→ **Directions for this task**
Return, unchanged, the lines of the data from the line with "text-line: se instalará" up to and including the line with "paragraph [178, 1310, 1178, 1414]".

+ + +

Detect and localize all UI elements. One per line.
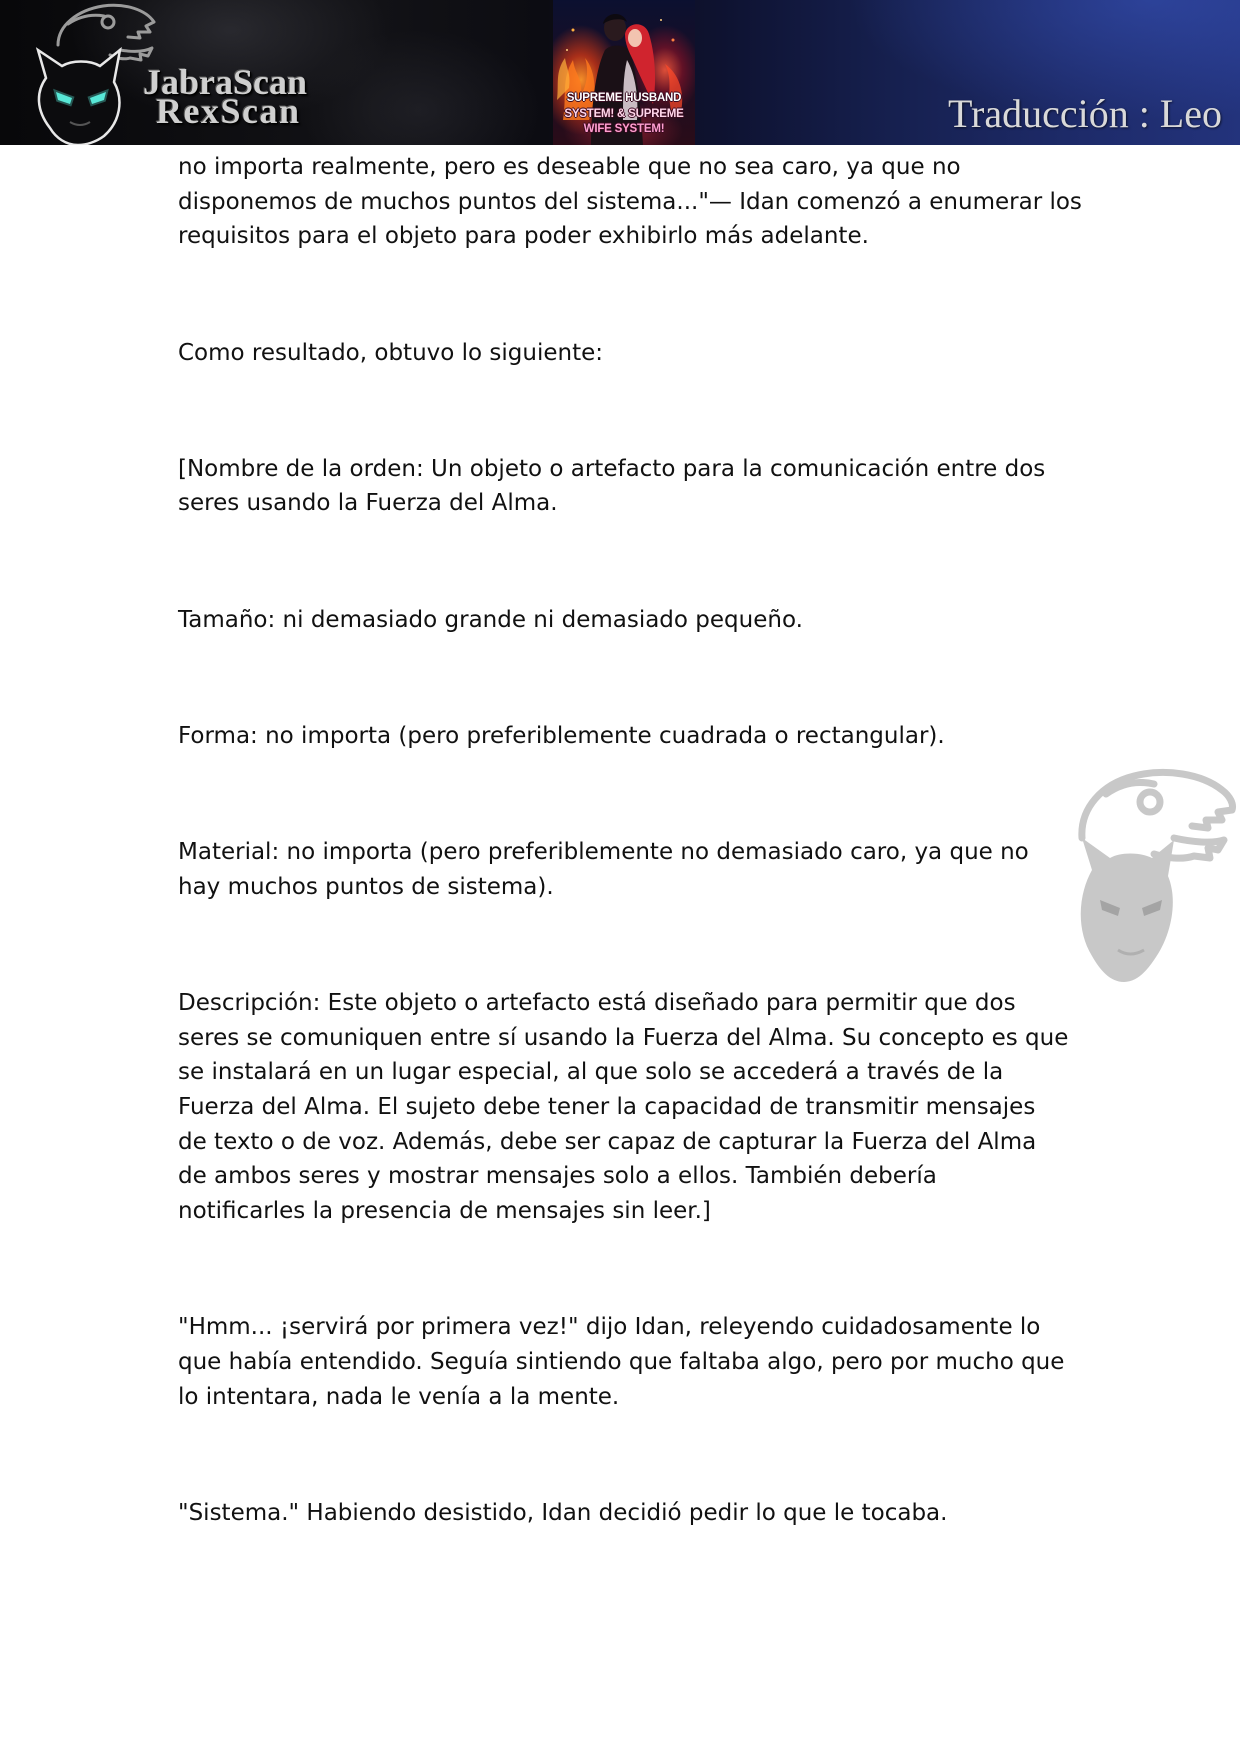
text-line: se instalará en un lugar especial, al que solo se accederá a través de la [178, 1059, 1004, 1086]
text-line: Material: no importa (pero preferiblemente no demasiado caro, ya que no [178, 839, 1029, 866]
text-line: requisitos para el objeto para poder exhibirlo más adelante. [178, 223, 869, 250]
dinosaur-skull-logo-icon [28, 0, 158, 145]
text-line: de texto o de voz. Además, debe ser capaz de capturar la Fuerza del Alma [178, 1128, 1037, 1155]
text-line: [Nombre de la orden: Un objeto o artefacto para la comunicación entre dos [178, 455, 1046, 482]
text-line: que había entendido. Seguía sintiendo que faltaba algo, pero por mucho que [178, 1348, 1065, 1375]
text-line: Fuerza del Alma. El sujeto debe tener la capacidad de transmitir mensajes [178, 1094, 1036, 1121]
watermark-logo-icon [1062, 760, 1237, 985]
logo-text [143, 62, 308, 131]
paragraph [178, 336, 1178, 371]
cover-title-line: SUPREME HUSBAND [566, 92, 682, 104]
text-line: "Sistema." Habiendo desistido, Idan decidió pedir lo que le tocaba. [178, 1499, 948, 1526]
paragraph [178, 1310, 1178, 1414]
cover-title-line: SYSTEM! & SUPREME [564, 107, 684, 120]
text-line: notificarles la presencia de mensajes sin leer.] [178, 1198, 711, 1225]
paragraph [178, 986, 1178, 1229]
text-line: "Hmm... ¡servirá por primera vez!" dijo Idan, releyendo cuidadosamente lo [178, 1314, 1041, 1341]
document-body [178, 150, 1178, 1612]
paragraph [178, 603, 1178, 638]
paragraph [178, 719, 1178, 754]
translation-credit: Traducción : Leo [947, 91, 1222, 136]
text-line: lo intentara, nada le venía a la mente. [178, 1383, 620, 1410]
text-line: Forma: no importa (pero preferiblemente cuadrada o rectangular). [178, 722, 945, 749]
logo-line-2: RexScan [156, 91, 301, 131]
text-line: disponemos de muchos puntos del sistema..."— Idan comenzó a enumerar los [178, 188, 1082, 215]
paragraph [178, 452, 1178, 521]
text-line: no importa realmente, pero es deseable que no sea caro, ya que no [178, 154, 961, 180]
header-banner [0, 0, 1240, 145]
text-line: seres se comuniquen entre sí usando la Fuerza del Alma. Su concepto es que [178, 1024, 1069, 1051]
paragraph [178, 150, 1178, 254]
paragraph [178, 835, 1178, 904]
logo-line-1: JabraScan [143, 62, 308, 102]
text-line: Tamaño: ni demasiado grande ni demasiado pequeño. [178, 606, 803, 633]
paragraph [178, 1496, 1178, 1531]
text-line: Descripción: Este objeto o artefacto está diseñado para permitir que dos [178, 990, 1016, 1017]
text-line: de ambos seres y mostrar mensajes solo a ellos. También debería [178, 1163, 937, 1190]
text-line: seres usando la Fuerza del Alma. [178, 490, 558, 517]
text-line: hay muchos puntos de sistema). [178, 873, 554, 900]
cover-title-line: WIFE SYSTEM! [583, 123, 665, 135]
cover-title [553, 91, 695, 138]
text-line: Como resultado, obtuvo lo siguiente: [178, 339, 603, 366]
cover-art [553, 0, 695, 145]
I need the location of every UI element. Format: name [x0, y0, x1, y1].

+ + +

→ **Solved exercise**
text-line: se instalará en un lugar especial, al que solo se accederá a través de la [178, 1059, 1004, 1086]
text-line: Material: no importa (pero preferiblemente no demasiado caro, ya que no [178, 839, 1029, 866]
text-line: requisitos para el objeto para poder exhibirlo más adelante. [178, 223, 869, 250]
dinosaur-skull-logo-icon [28, 0, 158, 145]
text-line: de texto o de voz. Además, debe ser capaz de capturar la Fuerza del Alma [178, 1128, 1037, 1155]
text-line: [Nombre de la orden: Un objeto o artefacto para la comunicación entre dos [178, 455, 1046, 482]
text-line: que había entendido. Seguía sintiendo que faltaba algo, pero por mucho que [178, 1348, 1065, 1375]
text-line: Fuerza del Alma. El sujeto debe tener la capacidad de transmitir mensajes [178, 1094, 1036, 1121]
watermark-logo-icon [1062, 760, 1237, 985]
logo-text [143, 62, 308, 131]
paragraph [178, 336, 1178, 371]
cover-title-line: SUPREME HUSBAND [566, 92, 682, 104]
text-line: "Sistema." Habiendo desistido, Idan decidió pedir lo que le tocaba. [178, 1499, 948, 1526]
paragraph [178, 1310, 1178, 1414]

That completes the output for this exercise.